>> start
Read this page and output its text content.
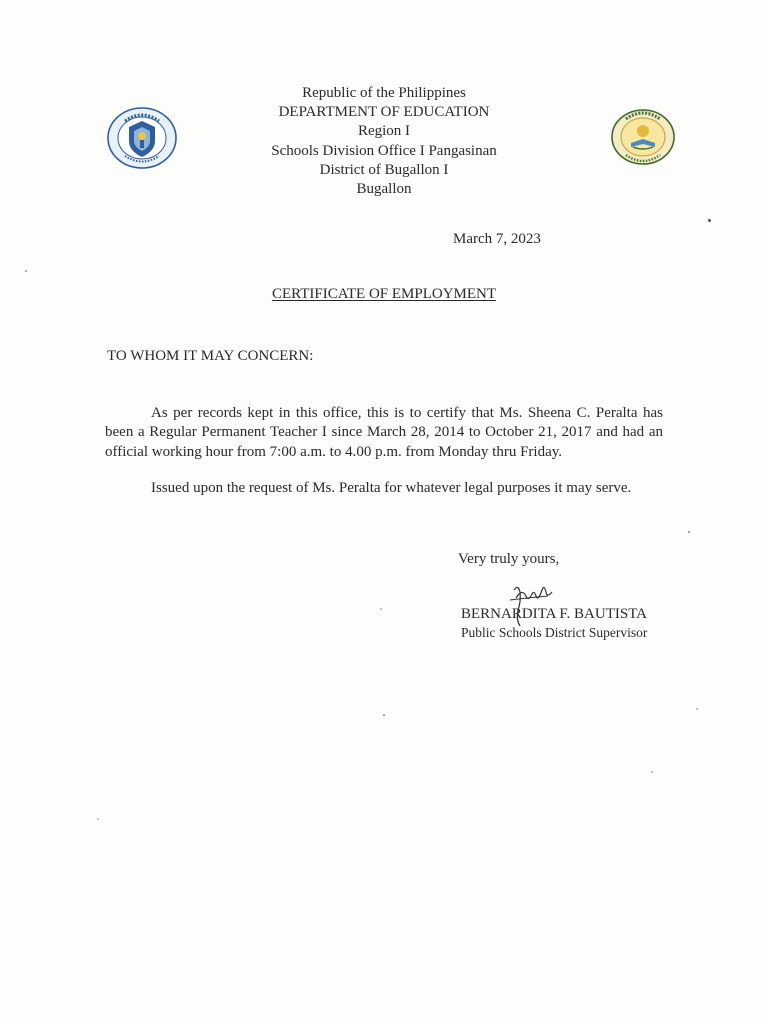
Republic of the Philippines
DEPARTMENT OF EDUCATION
Region I
Schools Division Office I Pangasinan
District of Bugallon I
Bugallon
March 7, 2023
CERTIFICATE OF EMPLOYMENT
TO WHOM IT MAY CONCERN:
As per records kept in this office, this is to certify that Ms. Sheena C. Peralta has been a Regular Permanent Teacher I since March 28, 2014 to October 21, 2017 and had an official working hour from 7:00 a.m. to 4.00 p.m. from Monday thru Friday.
Issued upon the request of Ms. Peralta for whatever legal purposes it may serve.
Very truly yours,
BERNARDITA F. BAUTISTA
Public Schools District Supervisor
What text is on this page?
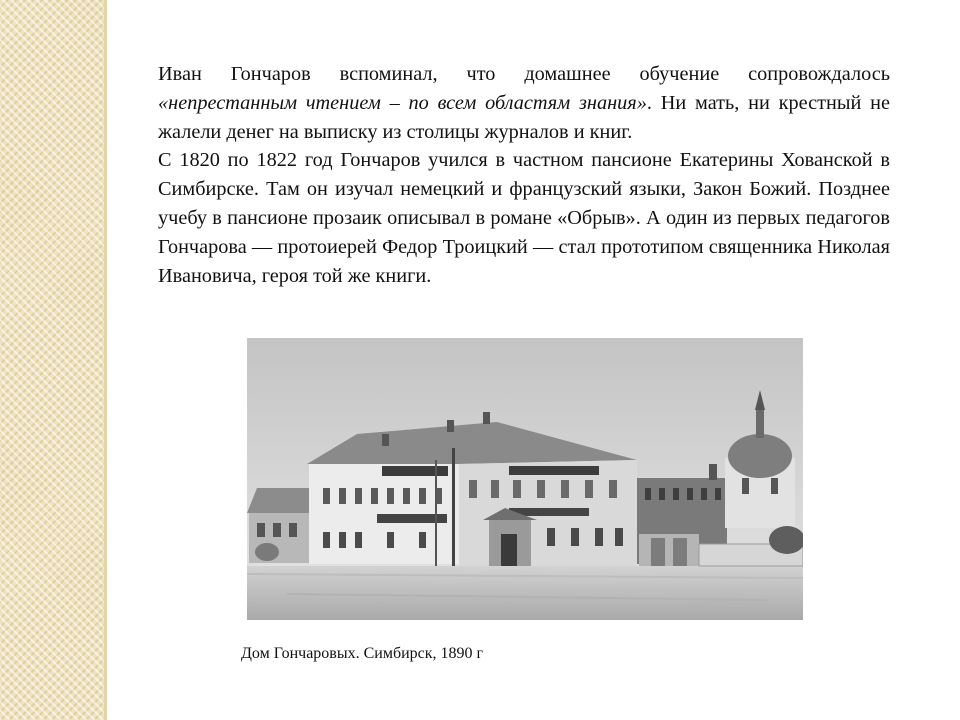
Иван Гончаров вспоминал, что домашнее обучение сопровождалось «непрестанным чтением – по всем областям знания». Ни мать, ни крестный не жалели денег на выписку из столицы журналов и книг.

С 1820 по 1822 год Гончаров учился в частном пансионе Екатерины Хованской в Симбирске. Там он изучал немецкий и французский языки, Закон Божий. Позднее учебу в пансионе прозаик описывал в романе «Обрыв». А один из первых педагогов Гончарова — протоиерей Федор Троицкий — стал прототипом священника Николая Ивановича, героя той же книги.

Дом Гончаровых. Симбирск, 1890 г
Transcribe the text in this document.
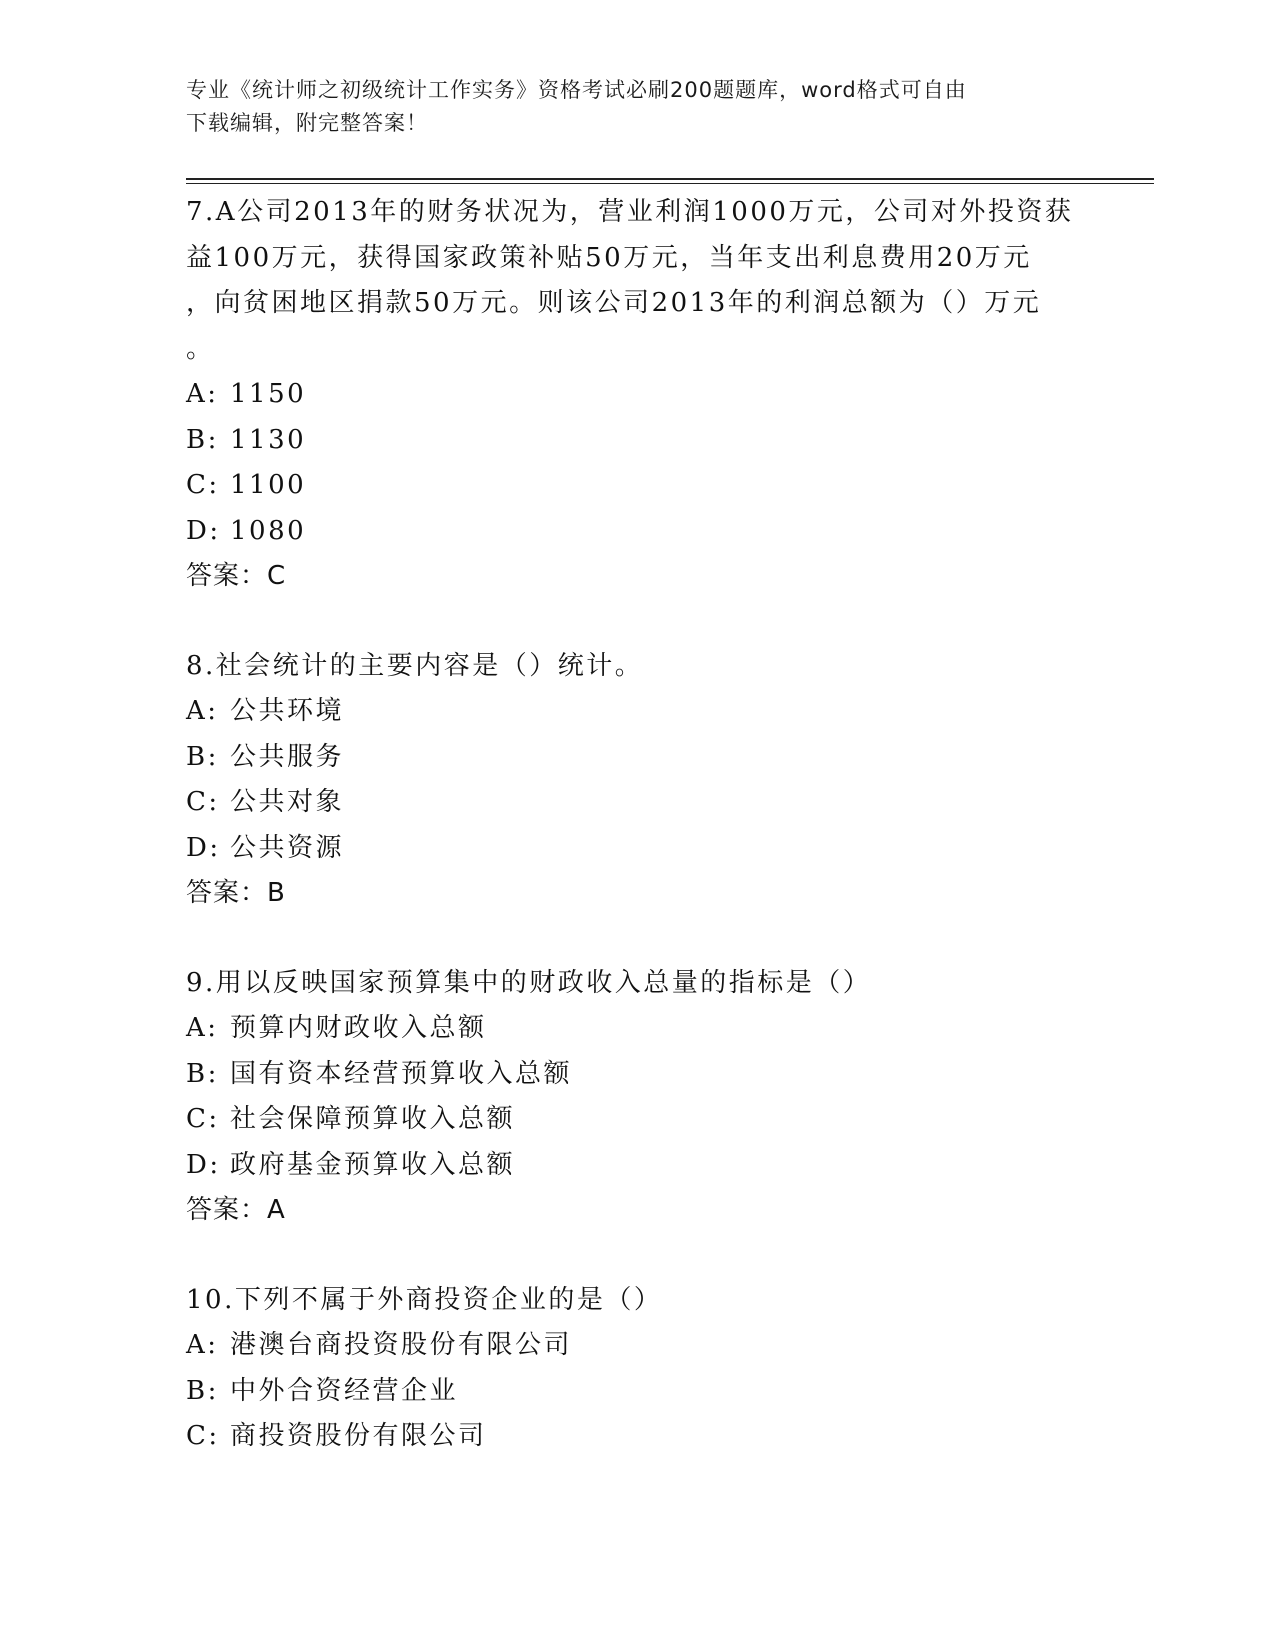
专业《统计师之初级统计工作实务》资格考试必刷200题题库，word格式可自由
下载编辑，附完整答案！
7.A公司2013年的财务状况为，营业利润1000万元，公司对外投资获
益100万元，获得国家政策补贴50万元，当年支出利息费用20万元
，向贫困地区捐款50万元。则该公司2013年的利润总额为（）万元
。
A: 1150
B: 1130
C: 1100
D: 1080
答案：C
8.社会统计的主要内容是（）统计。
A: 公共环境
B: 公共服务
C: 公共对象
D: 公共资源
答案：B
9.用以反映国家预算集中的财政收入总量的指标是（）
A: 预算内财政收入总额
B: 国有资本经营预算收入总额
C: 社会保障预算收入总额
D: 政府基金预算收入总额
答案：A
10.下列不属于外商投资企业的是（）
A: 港澳台商投资股份有限公司
B: 中外合资经营企业
C: 商投资股份有限公司
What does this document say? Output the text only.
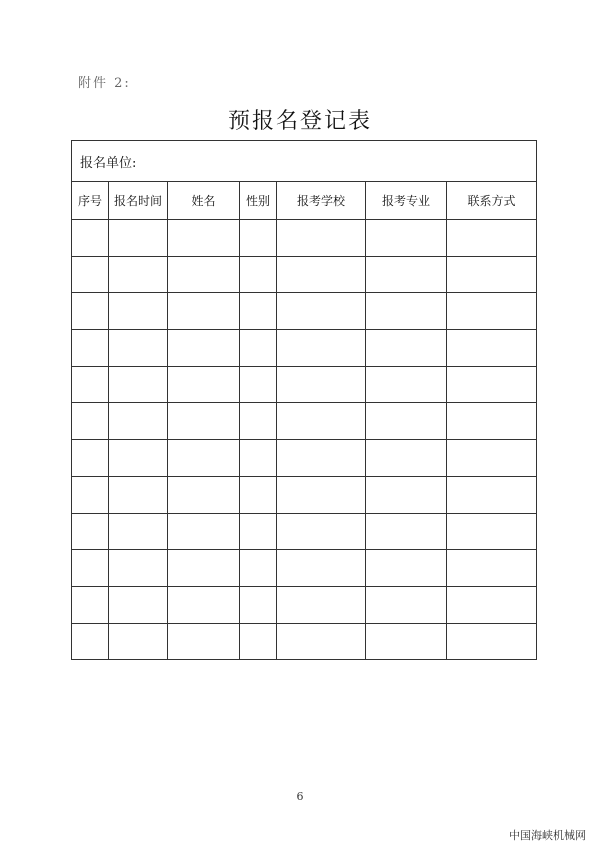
附件 2:
预报名登记表
报名单位:						
序号	报名时间	姓名	性别	报考学校	报考专业	联系方式

6
中国海峡机械网
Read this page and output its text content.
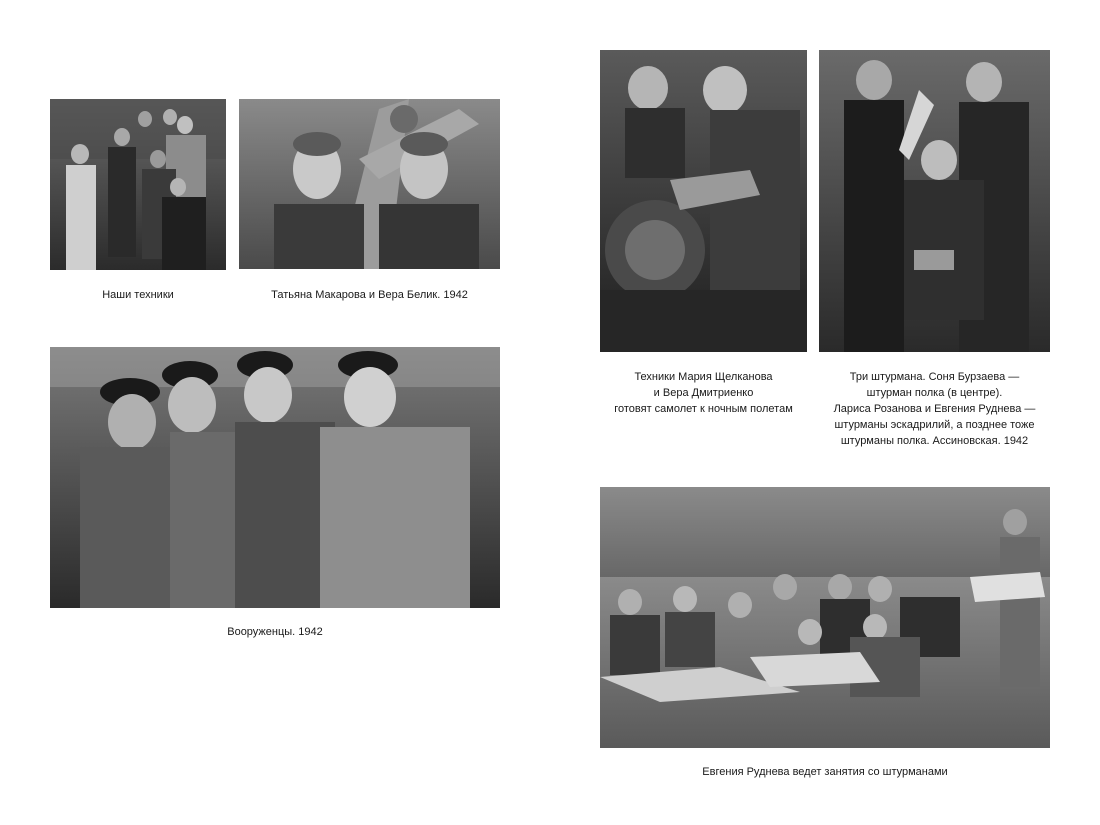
Наши техники	Татьяна Макарова и Вера Белик. 1942
Вооруженцы. 1942
Техники Мария Щелканова
и Вера Дмитриенко
готовят самолет к ночным полетам
Три штурмана. Соня Бурзаева —
штурман полка (в центре).
Лариса Розанова и Евгения Руднева —
штурманы эскадрилий, а позднее тоже
штурманы полка. Ассиновская. 1942
Евгения Руднева ведет занятия со штурманами
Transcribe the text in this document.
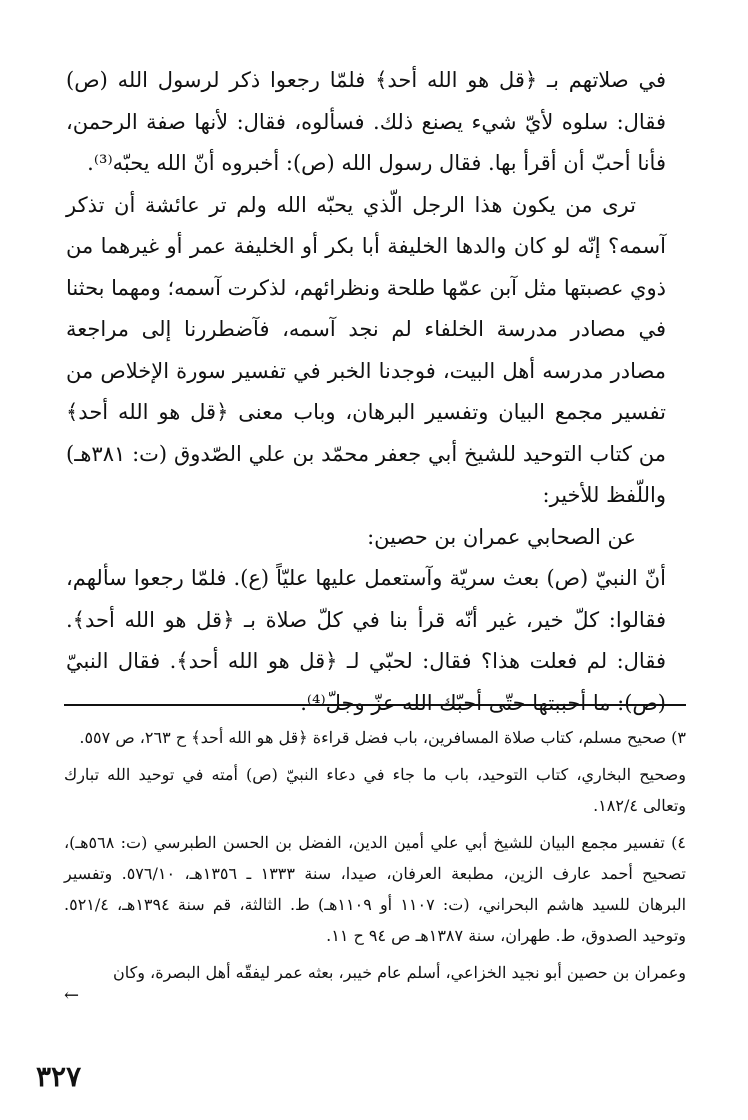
في صلاتهم بـ ﴿قل هو الله أحد﴾ فلمّا رجعوا ذكر لرسول الله (ص) فقال: سلوه لأيّ شيء يصنع ذلك. فسألوه، فقال: لأنها صفة الرحمن، فأنا أحبّ أن أقرأ بها. فقال رسول الله (ص): أخبروه أنّ الله يحبّه⁽³⁾.

ترى من يكون هذا الرجل الّذي يحبّه الله ولم تر عائشة أن تذكر آسمه؟ إنّه لو كان والدها الخليفة أبا بكر أو الخليفة عمر أو غيرهما من ذوي عصبتها مثل آبن عمّها طلحة ونظرائهم، لذكرت آسمه؛ ومهما بحثنا في مصادر مدرسة الخلفاء لم نجد آسمه، فآضطررنا إلى مراجعة مصادر مدرسه أهل البيت، فوجدنا الخبر في تفسير سورة الإخلاص من تفسير مجمع البيان وتفسير البرهان، وباب معنى ﴿قل هو الله أحد﴾ من كتاب التوحيد للشيخ أبي جعفر محمّد بن علي الصّدوق (ت: ٣٨١هـ) واللّفظ للأخير:

عن الصحابي عمران بن حصين:

أنّ النبيّ (ص) بعث سريّة وآستعمل عليها عليّاً (ع). فلمّا رجعوا سألهم، فقالوا: كلّ خير، غير أنّه قرأ بنا في كلّ صلاة بـ ﴿قل هو الله أحد﴾. فقال: لم فعلت هذا؟ فقال: لحبّي لـ ﴿قل هو الله أحد﴾. فقال النبيّ (ص): ما أحببتها حتّى أحبّك الله عزّ وجلّ⁽⁴⁾.

٣) صحيح مسلم، كتاب صلاة المسافرين، باب فضل قراءة ﴿قل هو الله أحد﴾ ح ٢٦٣، ص ٥٥٧.

وصحيح البخاري، كتاب التوحيد، باب ما جاء في دعاء النبيّ (ص) أمته في توحيد الله تبارك وتعالى ١٨٢/٤.

٤) تفسير مجمع البيان للشيخ أبي علي أمين الدين، الفضل بن الحسن الطبرسي (ت: ٥٦٨هـ)، تصحيح أحمد عارف الزين، مطبعة العرفان، صيدا، سنة ١٣٣٣ ـ ١٣٥٦هـ، ٥٧٦/١٠. وتفسير البرهان للسيد هاشم البحراني، (ت: ١١٠٧ أو ١١٠٩هـ) ط. الثالثة، قم سنة ١٣٩٤هـ، ٥٢١/٤. وتوحيد الصدوق، ط. طهران، سنة ١٣٨٧هـ ص ٩٤ ح ١١.

وعمران بن حصين أبو نجيد الخزاعي، أسلم عام خيبر، بعثه عمر ليفقّه أهل البصرة، وكان

←
٣٢٧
>> end
AIM OF THE EXERCISE => Copy each line of the listing that contains the string "полка".

EXERCISE SOLUTION =>
штурман полка (в центре).
штурманы полка. Ассиновская. 1942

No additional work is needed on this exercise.